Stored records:
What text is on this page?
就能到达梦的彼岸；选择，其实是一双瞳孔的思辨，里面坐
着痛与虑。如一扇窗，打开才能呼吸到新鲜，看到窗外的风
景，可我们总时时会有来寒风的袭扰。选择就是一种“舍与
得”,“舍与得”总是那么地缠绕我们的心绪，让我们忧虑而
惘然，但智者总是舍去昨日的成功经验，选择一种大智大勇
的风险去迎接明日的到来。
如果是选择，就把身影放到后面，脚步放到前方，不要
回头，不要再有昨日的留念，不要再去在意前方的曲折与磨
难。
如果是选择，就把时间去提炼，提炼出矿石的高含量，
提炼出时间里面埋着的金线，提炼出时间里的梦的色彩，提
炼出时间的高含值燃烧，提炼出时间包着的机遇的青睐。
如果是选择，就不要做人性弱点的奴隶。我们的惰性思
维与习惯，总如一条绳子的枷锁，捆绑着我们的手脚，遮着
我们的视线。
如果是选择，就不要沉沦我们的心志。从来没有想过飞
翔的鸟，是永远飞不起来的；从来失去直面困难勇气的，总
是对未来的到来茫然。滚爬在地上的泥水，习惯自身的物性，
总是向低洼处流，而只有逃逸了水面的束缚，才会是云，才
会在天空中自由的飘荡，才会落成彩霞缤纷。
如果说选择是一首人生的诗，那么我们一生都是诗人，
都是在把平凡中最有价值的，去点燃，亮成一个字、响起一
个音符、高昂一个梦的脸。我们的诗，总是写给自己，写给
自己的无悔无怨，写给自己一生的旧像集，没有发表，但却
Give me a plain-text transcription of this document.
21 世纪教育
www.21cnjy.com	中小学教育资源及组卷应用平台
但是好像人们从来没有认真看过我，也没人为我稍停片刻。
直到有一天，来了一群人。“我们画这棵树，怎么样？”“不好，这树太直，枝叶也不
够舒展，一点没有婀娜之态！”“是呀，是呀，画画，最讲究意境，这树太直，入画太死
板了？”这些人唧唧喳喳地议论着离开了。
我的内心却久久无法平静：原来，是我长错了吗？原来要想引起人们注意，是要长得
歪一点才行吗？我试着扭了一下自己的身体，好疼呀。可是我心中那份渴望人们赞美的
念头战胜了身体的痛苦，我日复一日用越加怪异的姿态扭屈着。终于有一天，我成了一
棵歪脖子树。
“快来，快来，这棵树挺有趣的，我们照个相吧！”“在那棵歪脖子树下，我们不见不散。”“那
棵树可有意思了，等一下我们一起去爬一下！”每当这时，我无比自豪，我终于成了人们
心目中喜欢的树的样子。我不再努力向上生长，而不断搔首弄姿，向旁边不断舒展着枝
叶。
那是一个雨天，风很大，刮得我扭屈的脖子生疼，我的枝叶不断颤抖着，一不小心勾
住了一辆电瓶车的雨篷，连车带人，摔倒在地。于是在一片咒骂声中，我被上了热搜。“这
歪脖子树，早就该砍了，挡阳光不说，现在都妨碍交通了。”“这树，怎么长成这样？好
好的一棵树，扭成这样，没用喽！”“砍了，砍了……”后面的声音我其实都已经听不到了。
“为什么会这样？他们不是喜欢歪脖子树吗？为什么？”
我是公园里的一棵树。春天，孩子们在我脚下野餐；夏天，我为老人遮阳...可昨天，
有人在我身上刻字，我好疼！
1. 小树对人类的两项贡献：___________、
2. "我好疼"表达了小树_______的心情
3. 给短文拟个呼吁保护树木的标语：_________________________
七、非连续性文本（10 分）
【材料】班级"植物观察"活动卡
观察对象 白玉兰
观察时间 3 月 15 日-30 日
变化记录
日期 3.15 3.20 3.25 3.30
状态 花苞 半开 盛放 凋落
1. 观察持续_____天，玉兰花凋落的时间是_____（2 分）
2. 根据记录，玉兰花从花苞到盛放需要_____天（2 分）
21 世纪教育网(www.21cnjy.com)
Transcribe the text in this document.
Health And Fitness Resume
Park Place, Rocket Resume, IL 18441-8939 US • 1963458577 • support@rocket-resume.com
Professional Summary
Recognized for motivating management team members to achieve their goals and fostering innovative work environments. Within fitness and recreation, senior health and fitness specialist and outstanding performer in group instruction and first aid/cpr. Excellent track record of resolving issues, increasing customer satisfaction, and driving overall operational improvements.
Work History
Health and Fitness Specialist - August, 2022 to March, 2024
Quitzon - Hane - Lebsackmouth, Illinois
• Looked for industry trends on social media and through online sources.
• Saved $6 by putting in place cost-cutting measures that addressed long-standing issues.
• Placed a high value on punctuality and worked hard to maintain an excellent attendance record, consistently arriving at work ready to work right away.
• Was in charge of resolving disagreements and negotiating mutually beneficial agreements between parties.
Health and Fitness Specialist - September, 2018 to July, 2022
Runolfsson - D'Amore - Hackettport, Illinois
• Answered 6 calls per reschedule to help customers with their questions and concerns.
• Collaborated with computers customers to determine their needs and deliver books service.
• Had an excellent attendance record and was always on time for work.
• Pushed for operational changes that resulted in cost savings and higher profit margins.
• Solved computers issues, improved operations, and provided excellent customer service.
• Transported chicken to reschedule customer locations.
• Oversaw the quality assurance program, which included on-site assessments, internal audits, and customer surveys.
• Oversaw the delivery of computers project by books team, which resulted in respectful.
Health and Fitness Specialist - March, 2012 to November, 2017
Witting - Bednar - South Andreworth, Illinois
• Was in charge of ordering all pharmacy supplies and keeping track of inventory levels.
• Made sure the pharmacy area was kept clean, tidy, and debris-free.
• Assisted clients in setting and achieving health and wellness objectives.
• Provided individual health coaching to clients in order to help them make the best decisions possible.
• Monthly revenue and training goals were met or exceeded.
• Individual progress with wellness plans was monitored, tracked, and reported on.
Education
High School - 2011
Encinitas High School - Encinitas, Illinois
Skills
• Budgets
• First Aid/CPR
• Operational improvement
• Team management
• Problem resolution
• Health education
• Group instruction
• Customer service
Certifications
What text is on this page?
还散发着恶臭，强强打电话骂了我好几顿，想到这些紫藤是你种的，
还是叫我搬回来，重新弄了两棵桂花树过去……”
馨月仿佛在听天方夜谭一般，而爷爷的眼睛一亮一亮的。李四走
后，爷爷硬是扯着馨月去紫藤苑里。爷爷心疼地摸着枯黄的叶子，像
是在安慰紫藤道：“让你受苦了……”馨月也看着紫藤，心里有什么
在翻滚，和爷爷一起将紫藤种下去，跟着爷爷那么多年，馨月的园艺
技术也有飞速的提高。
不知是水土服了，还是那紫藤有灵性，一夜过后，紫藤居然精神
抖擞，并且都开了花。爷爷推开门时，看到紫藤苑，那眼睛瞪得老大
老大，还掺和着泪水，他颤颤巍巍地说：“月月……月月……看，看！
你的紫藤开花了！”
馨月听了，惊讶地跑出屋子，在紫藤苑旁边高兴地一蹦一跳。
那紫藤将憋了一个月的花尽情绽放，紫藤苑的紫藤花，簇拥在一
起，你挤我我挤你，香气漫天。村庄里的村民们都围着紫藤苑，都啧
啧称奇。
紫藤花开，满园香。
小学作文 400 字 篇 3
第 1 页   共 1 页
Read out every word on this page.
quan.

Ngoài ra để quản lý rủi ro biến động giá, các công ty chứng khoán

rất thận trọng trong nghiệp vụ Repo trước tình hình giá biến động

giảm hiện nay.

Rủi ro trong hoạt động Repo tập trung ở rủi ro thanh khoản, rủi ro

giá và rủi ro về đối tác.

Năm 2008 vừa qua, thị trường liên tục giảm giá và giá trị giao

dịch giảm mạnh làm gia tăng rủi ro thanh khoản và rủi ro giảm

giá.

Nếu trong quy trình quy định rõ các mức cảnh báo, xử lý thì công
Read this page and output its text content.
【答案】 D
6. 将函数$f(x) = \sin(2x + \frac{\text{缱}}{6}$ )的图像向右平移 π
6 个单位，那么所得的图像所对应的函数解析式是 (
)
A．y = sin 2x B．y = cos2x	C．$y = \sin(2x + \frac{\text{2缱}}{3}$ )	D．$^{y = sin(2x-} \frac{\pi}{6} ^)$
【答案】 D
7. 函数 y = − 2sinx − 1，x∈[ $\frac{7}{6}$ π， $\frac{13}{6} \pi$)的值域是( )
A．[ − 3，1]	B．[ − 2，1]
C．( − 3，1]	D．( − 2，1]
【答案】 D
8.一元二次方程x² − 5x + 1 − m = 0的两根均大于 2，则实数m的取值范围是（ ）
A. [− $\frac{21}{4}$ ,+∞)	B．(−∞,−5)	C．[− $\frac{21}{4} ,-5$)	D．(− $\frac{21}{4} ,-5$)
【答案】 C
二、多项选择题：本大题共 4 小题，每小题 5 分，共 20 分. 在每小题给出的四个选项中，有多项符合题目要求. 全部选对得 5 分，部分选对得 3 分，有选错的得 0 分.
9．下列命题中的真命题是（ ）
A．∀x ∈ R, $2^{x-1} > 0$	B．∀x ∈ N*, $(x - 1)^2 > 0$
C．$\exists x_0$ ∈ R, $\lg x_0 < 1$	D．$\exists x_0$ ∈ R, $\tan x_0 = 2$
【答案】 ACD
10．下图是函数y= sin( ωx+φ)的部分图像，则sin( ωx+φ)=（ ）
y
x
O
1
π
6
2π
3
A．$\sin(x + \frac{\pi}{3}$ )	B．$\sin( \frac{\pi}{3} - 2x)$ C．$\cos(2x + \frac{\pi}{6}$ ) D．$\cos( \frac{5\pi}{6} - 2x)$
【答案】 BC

• PROBLEM TO SOLVE: The lines to reproduce run from the line containing "Read this page and output its text content." to the end of the listing; write them out exactly and add nothing.

• RESULT OF THIS EXERCISE:
Read this page and output its text content.
【答案】 D
6. 将函数$f(x) = \sin(2x + \frac{\text{缱}}{6}$ )的图像向右平移 π
6 个单位，那么所得的图像所对应的函数解析式是 (
)
A．y = sin 2x B．y = cos2x	C．$y = \sin(2x + \frac{\text{2缱}}{3}$ )	D．$^{y = sin(2x-} \frac{\pi}{6} ^)$
【答案】 D
7. 函数 y = − 2sinx − 1，x∈[ $\frac{7}{6}$ π， $\frac{13}{6} \pi$)的值域是( )
A．[ − 3，1]	B．[ − 2，1]
C．( − 3，1]	D．( − 2，1]
【答案】 D
8.一元二次方程x² − 5x + 1 − m = 0的两根均大于 2，则实数m的取值范围是（ ）
A. [− $\frac{21}{4}$ ,+∞)	B．(−∞,−5)	C．[− $\frac{21}{4} ,-5$)	D．(− $\frac{21}{4} ,-5$)
【答案】 C
二、多项选择题：本大题共 4 小题，每小题 5 分，共 20 分. 在每小题给出的四个选项中，有多项符合题目要求. 全部选对得 5 分，部分选对得 3 分，有选错的得 0 分.
9．下列命题中的真命题是（ ）
A．∀x ∈ R, $2^{x-1} > 0$	B．∀x ∈ N*, $(x - 1)^2 > 0$
C．$\exists x_0$ ∈ R, $\lg x_0 < 1$	D．$\exists x_0$ ∈ R, $\tan x_0 = 2$
【答案】 ACD
10．下图是函数y= sin( ωx+φ)的部分图像，则sin( ωx+φ)=（ ）
y
x
O
1
π
6
2π
3
A．$\sin(x + \frac{\pi}{3}$ )	B．$\sin( \frac{\pi}{3} - 2x)$ C．$\cos(2x + \frac{\pi}{6}$ ) D．$\cos( \frac{5\pi}{6} - 2x)$
【答案】 BC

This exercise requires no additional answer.